Read the listing and extract each line that includes the word "Treatment".

Records excerpted from a collection:
________________________
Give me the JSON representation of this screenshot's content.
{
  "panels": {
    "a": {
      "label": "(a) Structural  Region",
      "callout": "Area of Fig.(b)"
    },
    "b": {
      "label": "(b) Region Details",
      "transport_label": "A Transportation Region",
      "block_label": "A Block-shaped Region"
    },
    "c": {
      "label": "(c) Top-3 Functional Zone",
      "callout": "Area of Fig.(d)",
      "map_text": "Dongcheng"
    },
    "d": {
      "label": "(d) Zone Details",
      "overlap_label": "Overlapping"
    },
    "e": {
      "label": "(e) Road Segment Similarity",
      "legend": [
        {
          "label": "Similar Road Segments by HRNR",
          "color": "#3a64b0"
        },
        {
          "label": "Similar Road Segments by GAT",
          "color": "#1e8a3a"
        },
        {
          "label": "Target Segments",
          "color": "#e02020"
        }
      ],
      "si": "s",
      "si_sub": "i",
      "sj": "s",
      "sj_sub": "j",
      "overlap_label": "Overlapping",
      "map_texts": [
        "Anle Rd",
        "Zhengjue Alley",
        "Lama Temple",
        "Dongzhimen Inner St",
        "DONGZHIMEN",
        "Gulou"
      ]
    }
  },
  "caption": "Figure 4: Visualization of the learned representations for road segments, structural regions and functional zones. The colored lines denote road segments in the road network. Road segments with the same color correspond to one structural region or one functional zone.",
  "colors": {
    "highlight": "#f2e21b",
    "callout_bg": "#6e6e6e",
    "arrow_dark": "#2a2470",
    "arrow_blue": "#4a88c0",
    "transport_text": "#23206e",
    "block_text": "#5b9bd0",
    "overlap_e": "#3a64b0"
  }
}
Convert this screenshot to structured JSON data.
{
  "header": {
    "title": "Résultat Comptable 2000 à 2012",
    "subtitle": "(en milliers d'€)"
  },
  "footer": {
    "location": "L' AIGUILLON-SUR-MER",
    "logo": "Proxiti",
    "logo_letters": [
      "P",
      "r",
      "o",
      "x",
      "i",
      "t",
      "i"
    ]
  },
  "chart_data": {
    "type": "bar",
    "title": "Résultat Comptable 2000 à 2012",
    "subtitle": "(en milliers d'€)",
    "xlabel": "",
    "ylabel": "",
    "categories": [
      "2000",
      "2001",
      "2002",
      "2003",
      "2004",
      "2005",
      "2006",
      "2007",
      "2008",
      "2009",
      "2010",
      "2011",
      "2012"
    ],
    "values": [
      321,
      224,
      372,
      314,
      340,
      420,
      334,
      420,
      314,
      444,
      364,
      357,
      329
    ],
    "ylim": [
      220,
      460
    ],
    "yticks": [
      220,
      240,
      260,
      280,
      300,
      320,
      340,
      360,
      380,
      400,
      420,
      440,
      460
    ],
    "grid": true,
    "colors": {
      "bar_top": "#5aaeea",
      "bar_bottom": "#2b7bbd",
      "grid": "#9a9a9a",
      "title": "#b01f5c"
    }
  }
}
________________________
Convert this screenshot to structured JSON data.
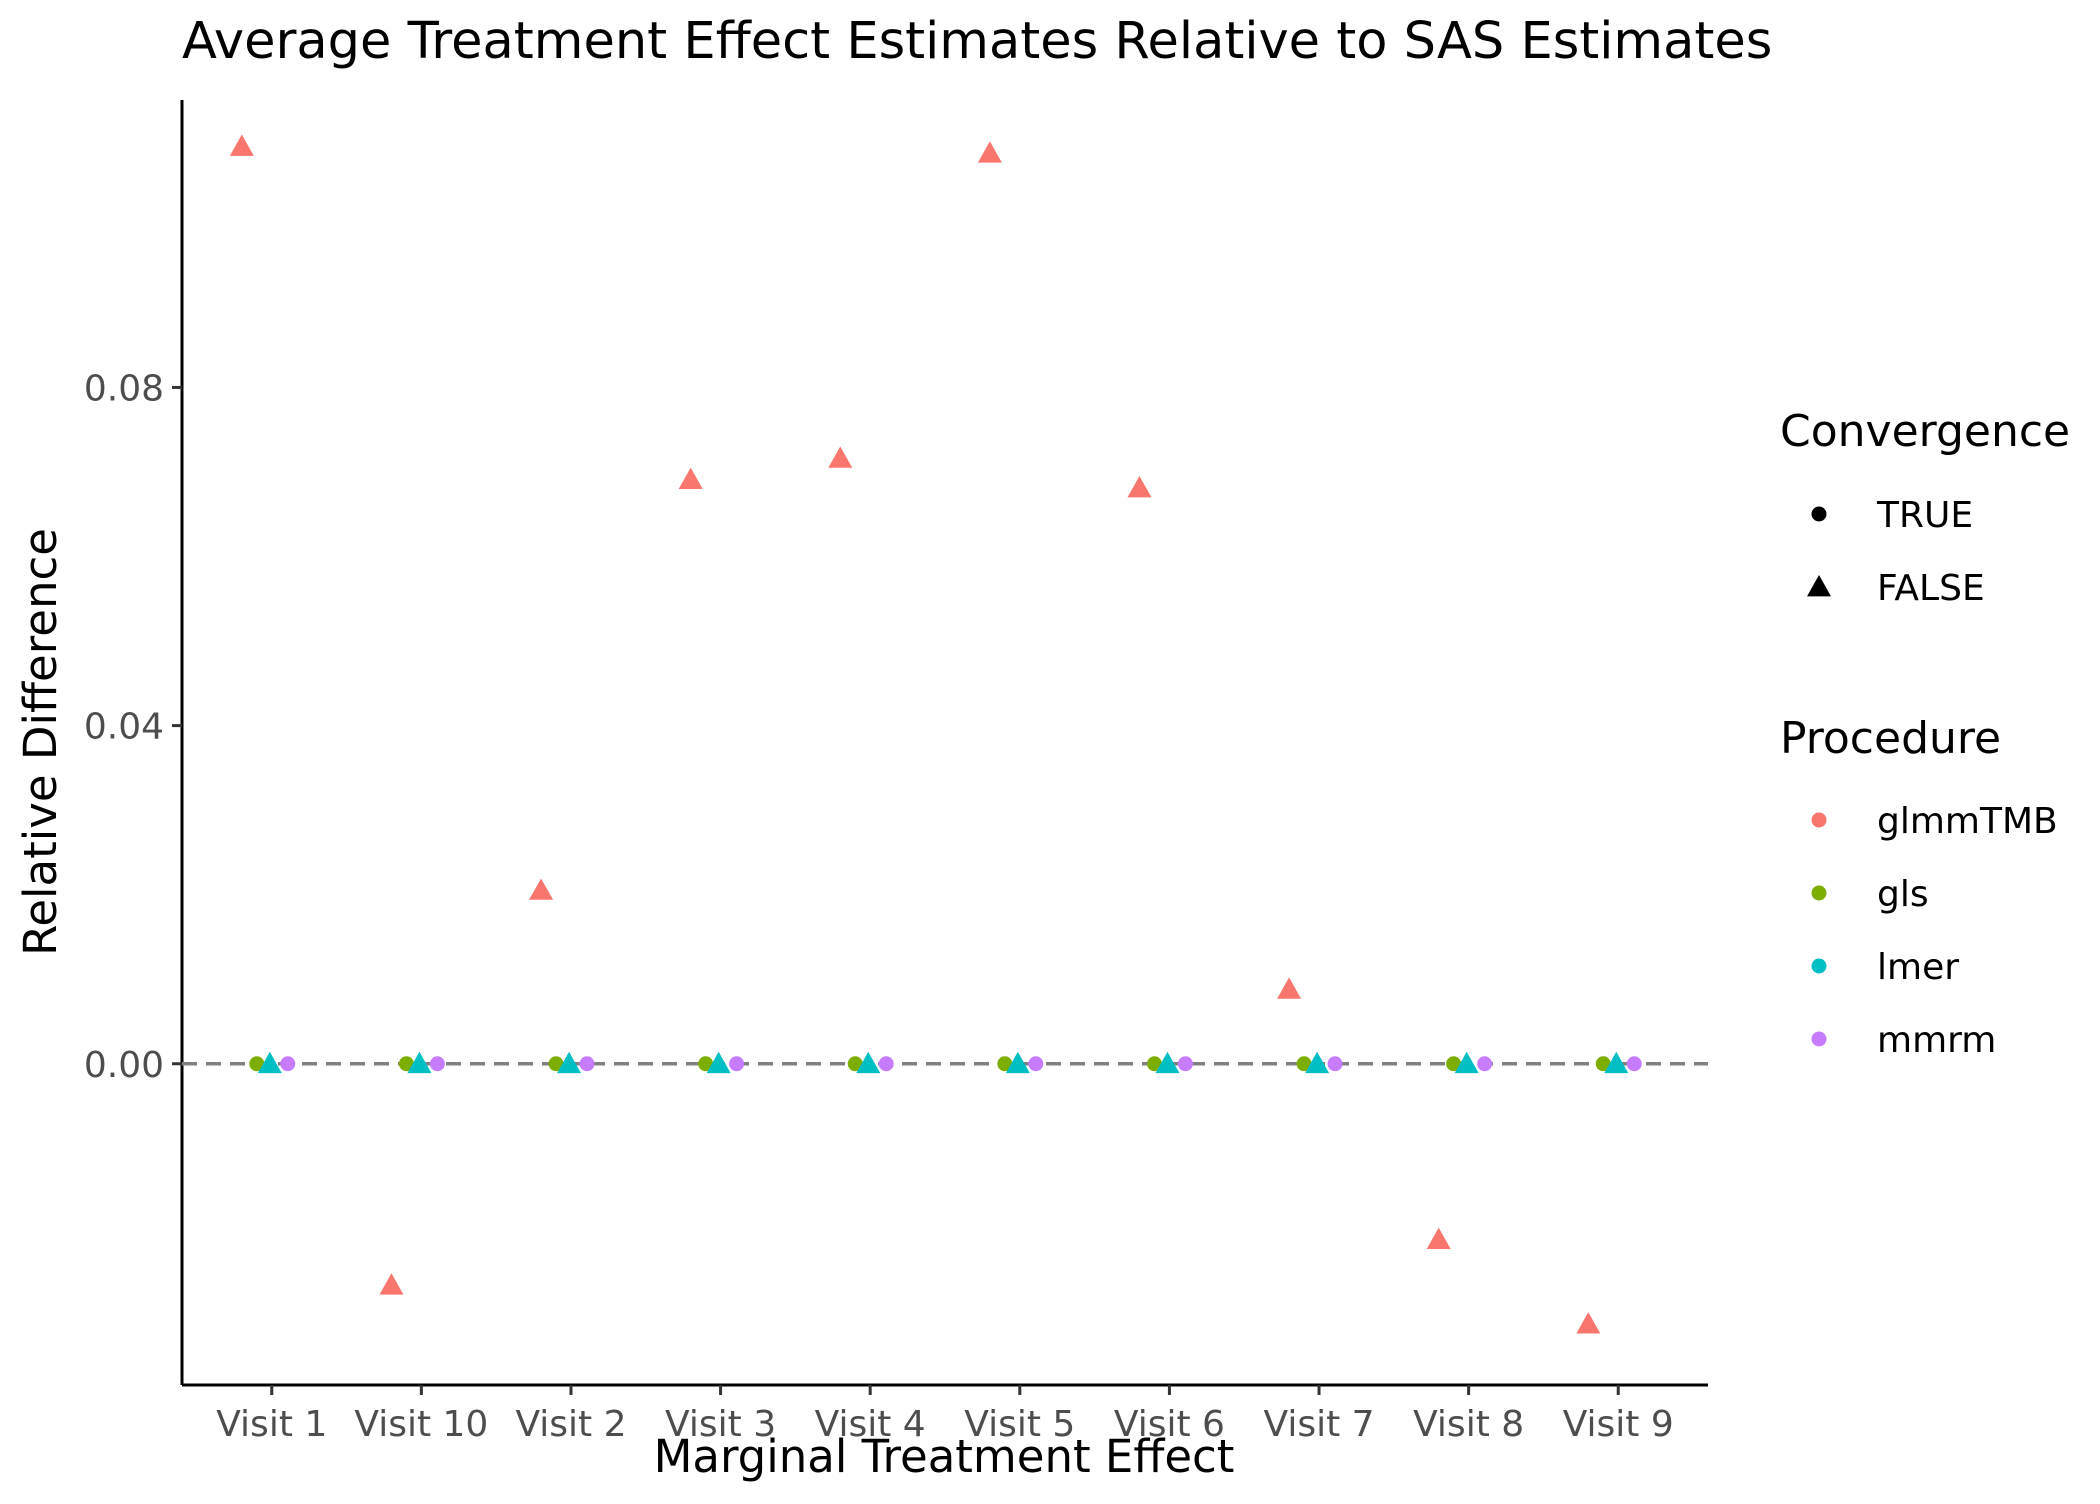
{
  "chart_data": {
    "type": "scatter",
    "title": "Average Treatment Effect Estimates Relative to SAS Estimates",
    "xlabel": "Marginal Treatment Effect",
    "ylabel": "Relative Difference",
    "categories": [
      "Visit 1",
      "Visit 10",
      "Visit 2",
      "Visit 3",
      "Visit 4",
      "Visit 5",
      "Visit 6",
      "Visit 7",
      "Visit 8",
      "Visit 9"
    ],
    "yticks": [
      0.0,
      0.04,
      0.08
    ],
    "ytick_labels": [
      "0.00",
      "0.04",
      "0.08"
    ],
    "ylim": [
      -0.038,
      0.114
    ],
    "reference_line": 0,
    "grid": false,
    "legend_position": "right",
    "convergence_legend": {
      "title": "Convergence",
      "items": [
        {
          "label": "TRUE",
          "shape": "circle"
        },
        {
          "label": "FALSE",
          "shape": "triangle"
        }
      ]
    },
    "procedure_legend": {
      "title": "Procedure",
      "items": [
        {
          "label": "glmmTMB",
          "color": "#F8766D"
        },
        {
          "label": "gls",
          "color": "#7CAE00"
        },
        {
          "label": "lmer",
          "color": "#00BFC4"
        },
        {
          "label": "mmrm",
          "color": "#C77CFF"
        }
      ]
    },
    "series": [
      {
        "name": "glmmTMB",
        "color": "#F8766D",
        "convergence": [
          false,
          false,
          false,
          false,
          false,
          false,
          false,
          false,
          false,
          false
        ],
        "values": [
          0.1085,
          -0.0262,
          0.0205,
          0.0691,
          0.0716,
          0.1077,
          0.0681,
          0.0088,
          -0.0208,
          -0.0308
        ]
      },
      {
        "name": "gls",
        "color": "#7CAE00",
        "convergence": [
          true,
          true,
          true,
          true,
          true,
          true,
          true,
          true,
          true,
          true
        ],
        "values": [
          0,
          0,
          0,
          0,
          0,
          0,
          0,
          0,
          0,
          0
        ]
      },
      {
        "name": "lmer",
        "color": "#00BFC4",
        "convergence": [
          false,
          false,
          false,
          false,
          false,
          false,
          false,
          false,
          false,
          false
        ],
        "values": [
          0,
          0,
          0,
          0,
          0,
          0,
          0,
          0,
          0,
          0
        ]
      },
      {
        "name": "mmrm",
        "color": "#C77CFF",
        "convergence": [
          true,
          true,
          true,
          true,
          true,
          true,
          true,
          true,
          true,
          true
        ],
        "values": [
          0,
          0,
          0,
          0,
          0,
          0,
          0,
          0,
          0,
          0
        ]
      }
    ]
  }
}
________________________
Finished exercise:
    "title": "Average Treatment Effect Estimates Relative to SAS Estimates",
    "xlabel": "Marginal Treatment Effect",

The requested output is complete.